◆ **Written instruction**:
Reproduce every entry exactly.

◆ **Dataset excerpts**:
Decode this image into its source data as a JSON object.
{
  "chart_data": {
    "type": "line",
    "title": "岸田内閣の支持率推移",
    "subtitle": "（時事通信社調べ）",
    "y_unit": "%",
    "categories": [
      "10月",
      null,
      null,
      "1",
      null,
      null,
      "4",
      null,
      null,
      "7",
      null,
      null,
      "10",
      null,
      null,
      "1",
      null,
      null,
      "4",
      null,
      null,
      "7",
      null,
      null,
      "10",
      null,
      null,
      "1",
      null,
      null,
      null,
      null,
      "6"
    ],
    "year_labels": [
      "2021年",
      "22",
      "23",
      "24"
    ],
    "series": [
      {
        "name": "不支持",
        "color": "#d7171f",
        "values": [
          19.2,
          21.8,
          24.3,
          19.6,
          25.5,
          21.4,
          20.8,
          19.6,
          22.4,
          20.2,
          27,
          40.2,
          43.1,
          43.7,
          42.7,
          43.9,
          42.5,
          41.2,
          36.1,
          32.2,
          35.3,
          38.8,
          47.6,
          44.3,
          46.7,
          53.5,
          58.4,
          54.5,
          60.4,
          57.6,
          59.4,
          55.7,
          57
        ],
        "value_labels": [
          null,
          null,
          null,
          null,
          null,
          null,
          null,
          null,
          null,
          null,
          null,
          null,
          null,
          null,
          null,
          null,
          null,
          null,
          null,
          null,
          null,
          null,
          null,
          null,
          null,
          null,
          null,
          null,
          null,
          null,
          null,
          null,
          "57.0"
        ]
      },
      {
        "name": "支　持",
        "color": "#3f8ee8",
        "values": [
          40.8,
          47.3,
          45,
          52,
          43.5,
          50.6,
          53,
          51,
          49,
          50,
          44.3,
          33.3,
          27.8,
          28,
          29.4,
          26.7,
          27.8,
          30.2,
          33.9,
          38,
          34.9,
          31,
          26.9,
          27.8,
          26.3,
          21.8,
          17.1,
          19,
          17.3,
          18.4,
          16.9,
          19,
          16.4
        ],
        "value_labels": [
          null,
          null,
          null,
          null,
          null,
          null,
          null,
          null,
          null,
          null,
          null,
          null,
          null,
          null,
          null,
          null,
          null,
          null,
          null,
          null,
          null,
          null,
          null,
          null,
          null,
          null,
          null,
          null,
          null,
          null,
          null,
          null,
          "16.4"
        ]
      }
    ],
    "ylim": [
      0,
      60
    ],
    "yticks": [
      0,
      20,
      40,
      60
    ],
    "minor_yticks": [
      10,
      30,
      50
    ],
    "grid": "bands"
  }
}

◆ **Answer to the problem**:
Decode this image into its source data as a JSON object.
{
  "chart_data": {
    "type": "line",
    "title": "岸田内閣の支持率推移",
    "subtitle": "（時事通信社調べ）",
    "y_unit": "%",
    "categories": [
      "10月",
      null,
      null,
      "1",
      null,
      null,
      "4",
      null,
      null,
      "7",
      null,
      null,
      "10",
      null,
      null,
      "1",
      null,
      null,
      "4",
      null,
      null,
      "7",
      null,
      null,
      "10",
      null,
      null,
      "1",
      null,
      null,
      null,
      null,
      "6"
    ],
    "year_labels": [
      "2021年",
      "22",
      "23",
      "24"
    ],
    "series": [
      {
        "name": "不支持",
        "color": "#d7171f",
        "values": [
          19.2,
          21.8,
          24.3,
          19.6,
          25.5,
          21.4,
          20.8,
          19.6,
          22.4,
          20.2,
          27,
          40.2,
          43.1,
          43.7,
          42.7,
          43.9,
          42.5,
          41.2,
          36.1,
          32.2,
          35.3,
          38.8,
          47.6,
          44.3,
          46.7,
          53.5,
          58.4,
          54.5,
          60.4,
          57.6,
          59.4,
          55.7,
          57
        ],
        "value_labels": [
          null,
          null,
          null,
          null,
          null,
          null,
          null,
          null,
          null,
          null,
          null,
          null,
          null,
          null,
          null,
          null,
          null,
          null,
          null,
          null,
          null,
          null,
          null,
          null,
          null,
          null,
          null,
          null,
          null,
          null,
          null,
          null,
          "57.0"
        ]
      },
      {
        "name": "支　持",
        "color": "#3f8ee8",
        "values": [
          40.8,
          47.3,
          45,
          52,
          43.5,
          50.6,
          53,
          51,
          49,
          50,
          44.3,
          33.3,
          27.8,
          28,
          29.4,
          26.7,
          27.8,
          30.2,
          33.9,
          38,
          34.9,
          31,
          26.9,
          27.8,
          26.3,
          21.8,
          17.1,
          19,
          17.3,
          18.4,
          16.9,
          19,
          16.4
        ],
        "value_labels": [
          null,
          null,
          null,
          null,
          null,
          null,
          null,
          null,
          null,
          null,
          null,
          null,
          null,
          null,
          null,
          null,
          null,
          null,
          null,
          null,
          null,
          null,
          null,
          null,
          null,
          null,
          null,
          null,
          null,
          null,
          null,
          null,
          "16.4"
        ]
      }
    ],
    "ylim": [
      0,
      60
    ],
    "yticks": [
      0,
      20,
      40,
      60
    ],
    "minor_yticks": [
      10,
      30,
      50
    ],
    "grid": "bands"
  }
}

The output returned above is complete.